ADR-005: JSON Serialization Format
author | revision |
---|---|
Jure Kukovec | 1.1 |
This ADR documents our decision on serializing the Apalache internal representation (IR) as JSON. The purpose of introducing such a serialization is to expose the internal representation in a standardized format, which can be used for persistent storage, or for analysis by third-party tools in the future.
1. Serializable classes
The following classes are serializable:
-
TLA+ expressions (see TlaEx) and subclasses thereof:
- Named expressions
NameEx
- Literal values
ValEx
for the following literals:- Integers
TlaInt
- Strings
TlaStr
- Booleans
TlaBool
- Decimals
TlaDecimal
- Integers
- Operator expressions
OperEx
- LET-IN expressions
LetInEx
- Named expressions
-
TLA+ declarations (see TlaDecl) and subclasses thereof:
- Variable declarations
TlaVarDecl
- Constant declarations
TlaConstDecl
- Operator declarations
TlaOperDecl
- Assumption declarations
TlaAssumeDecl
- Theorem declarations
TlaTheoremDecl
- Variable declarations
-
TLA+ modules, see TlaModule
2. Disambiguation field
Every serialization will contain a disambiguation field, named kind
. This field holds the name of the class being serialized. For example, the serialization of a NameEx
will have the shape
{
"kind": "NameEx"
...

→ DATA PROVIDED
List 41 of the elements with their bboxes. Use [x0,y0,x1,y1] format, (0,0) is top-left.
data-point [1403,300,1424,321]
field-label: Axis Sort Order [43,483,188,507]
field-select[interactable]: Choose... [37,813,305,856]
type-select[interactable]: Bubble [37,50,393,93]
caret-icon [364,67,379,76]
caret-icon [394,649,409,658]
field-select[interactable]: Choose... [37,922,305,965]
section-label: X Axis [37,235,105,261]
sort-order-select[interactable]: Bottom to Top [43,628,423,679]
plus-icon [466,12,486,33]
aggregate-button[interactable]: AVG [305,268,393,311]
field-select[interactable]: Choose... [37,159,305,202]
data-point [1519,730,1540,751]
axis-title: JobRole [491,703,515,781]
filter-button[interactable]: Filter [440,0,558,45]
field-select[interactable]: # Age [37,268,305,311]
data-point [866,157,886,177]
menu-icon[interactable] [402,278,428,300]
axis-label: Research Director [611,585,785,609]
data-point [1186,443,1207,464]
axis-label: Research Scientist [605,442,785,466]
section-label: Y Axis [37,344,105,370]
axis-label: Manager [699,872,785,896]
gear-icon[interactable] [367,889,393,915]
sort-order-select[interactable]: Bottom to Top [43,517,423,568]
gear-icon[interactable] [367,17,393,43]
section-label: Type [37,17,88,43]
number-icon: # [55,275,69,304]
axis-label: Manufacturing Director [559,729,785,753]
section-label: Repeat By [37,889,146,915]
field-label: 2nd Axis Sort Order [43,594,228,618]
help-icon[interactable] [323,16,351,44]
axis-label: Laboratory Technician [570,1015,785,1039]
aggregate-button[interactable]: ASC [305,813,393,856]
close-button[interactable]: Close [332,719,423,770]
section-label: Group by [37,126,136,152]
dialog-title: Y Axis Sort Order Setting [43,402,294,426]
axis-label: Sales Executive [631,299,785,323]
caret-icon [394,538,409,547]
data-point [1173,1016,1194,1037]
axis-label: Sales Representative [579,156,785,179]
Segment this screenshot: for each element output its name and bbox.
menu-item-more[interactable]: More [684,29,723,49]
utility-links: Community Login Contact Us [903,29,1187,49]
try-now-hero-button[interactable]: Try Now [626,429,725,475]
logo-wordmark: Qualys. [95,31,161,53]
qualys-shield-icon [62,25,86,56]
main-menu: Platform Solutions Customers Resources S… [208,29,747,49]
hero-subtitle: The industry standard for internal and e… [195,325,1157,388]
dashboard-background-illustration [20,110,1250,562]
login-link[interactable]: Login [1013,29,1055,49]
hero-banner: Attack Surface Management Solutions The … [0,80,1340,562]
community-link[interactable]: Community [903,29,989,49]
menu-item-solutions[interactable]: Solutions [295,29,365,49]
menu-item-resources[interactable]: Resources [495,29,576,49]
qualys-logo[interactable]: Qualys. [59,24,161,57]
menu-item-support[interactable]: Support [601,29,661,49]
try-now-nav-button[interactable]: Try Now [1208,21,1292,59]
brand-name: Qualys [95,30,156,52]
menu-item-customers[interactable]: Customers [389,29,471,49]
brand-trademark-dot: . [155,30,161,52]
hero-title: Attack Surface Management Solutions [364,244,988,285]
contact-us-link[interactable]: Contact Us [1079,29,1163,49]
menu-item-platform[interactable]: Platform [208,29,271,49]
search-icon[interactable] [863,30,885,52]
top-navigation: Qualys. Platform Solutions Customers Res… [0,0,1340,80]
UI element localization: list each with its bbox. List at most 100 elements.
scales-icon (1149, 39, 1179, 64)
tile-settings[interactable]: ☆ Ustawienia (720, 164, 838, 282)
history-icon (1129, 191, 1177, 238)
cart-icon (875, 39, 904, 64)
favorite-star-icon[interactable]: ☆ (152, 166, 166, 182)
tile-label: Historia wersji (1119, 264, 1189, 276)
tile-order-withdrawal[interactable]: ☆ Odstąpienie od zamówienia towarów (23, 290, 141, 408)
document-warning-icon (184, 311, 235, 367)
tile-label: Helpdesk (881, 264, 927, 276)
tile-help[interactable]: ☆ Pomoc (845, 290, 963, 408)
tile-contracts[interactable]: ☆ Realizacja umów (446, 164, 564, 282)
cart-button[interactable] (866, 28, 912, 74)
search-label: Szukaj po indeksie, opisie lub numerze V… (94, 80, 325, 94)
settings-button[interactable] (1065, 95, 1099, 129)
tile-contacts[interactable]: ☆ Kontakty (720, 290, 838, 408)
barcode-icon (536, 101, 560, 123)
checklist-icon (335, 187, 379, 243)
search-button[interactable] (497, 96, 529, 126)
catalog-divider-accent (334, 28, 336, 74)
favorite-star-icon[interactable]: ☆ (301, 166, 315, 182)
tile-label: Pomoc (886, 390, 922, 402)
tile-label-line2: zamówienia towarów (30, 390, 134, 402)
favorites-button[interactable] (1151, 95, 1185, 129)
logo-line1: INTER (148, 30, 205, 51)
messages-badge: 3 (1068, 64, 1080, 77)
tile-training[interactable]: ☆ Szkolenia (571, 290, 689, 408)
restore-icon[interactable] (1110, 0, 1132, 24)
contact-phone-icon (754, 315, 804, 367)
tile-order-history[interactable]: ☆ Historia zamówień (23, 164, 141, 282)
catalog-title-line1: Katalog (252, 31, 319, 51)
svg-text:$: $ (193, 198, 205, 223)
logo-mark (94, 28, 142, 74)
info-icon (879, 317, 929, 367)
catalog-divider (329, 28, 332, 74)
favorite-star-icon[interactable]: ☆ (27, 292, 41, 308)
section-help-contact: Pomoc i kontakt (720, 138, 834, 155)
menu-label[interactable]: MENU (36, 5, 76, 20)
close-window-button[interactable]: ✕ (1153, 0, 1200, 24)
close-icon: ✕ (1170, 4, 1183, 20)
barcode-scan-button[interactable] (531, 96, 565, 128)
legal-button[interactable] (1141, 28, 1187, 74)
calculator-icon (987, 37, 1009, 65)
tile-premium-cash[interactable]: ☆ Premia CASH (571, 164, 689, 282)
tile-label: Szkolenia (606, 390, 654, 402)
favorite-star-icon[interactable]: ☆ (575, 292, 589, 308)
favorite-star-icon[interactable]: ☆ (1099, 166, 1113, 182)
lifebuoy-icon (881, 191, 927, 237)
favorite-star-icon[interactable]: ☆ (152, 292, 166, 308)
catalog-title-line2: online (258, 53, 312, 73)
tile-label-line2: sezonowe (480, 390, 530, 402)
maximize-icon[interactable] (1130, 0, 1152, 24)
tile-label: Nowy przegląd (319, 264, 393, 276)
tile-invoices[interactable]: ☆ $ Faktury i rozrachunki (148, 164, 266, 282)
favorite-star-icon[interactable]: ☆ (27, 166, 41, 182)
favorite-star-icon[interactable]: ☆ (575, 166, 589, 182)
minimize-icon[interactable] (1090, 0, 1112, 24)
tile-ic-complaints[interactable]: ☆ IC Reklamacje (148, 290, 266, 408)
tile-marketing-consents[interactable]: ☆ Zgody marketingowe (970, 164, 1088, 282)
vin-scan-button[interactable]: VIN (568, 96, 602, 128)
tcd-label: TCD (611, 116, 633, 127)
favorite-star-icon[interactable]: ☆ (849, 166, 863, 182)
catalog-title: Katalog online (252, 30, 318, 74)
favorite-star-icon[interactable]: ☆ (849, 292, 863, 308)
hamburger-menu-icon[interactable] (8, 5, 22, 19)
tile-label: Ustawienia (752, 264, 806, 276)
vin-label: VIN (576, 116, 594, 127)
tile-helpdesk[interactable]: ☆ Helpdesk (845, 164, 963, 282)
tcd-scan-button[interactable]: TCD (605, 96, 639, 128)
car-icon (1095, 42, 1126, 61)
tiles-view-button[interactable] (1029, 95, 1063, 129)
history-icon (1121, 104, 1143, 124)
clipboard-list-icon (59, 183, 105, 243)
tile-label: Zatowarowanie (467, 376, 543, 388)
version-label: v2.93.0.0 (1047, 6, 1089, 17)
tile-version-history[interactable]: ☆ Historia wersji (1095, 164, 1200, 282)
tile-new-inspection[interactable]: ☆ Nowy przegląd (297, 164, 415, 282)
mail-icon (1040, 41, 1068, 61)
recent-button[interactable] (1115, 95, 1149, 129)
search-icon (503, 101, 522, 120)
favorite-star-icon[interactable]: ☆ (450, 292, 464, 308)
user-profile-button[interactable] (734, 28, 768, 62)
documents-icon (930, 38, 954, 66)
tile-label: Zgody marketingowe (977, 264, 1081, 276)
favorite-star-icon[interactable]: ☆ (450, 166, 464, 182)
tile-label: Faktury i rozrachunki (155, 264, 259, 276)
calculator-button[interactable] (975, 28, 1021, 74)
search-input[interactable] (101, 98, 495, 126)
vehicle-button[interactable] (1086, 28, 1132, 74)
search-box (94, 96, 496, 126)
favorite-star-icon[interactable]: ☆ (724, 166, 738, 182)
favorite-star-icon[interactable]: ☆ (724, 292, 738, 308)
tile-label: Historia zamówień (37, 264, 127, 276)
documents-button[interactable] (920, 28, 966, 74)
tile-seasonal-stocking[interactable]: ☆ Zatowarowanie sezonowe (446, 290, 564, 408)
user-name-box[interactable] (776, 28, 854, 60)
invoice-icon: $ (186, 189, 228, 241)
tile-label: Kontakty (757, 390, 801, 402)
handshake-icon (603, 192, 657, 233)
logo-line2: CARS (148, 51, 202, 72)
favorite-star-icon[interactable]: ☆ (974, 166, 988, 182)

→ GIVEN PROBLEM
According to the ADR on JSON serialization, what is the disambiguation field in every serialization named, and what does it hold? The items are separate material and are not connected to the ADR on JSON serialization.

→ EXERCISE SOLUTION
It is named kind, and it holds the name of the class being serialized.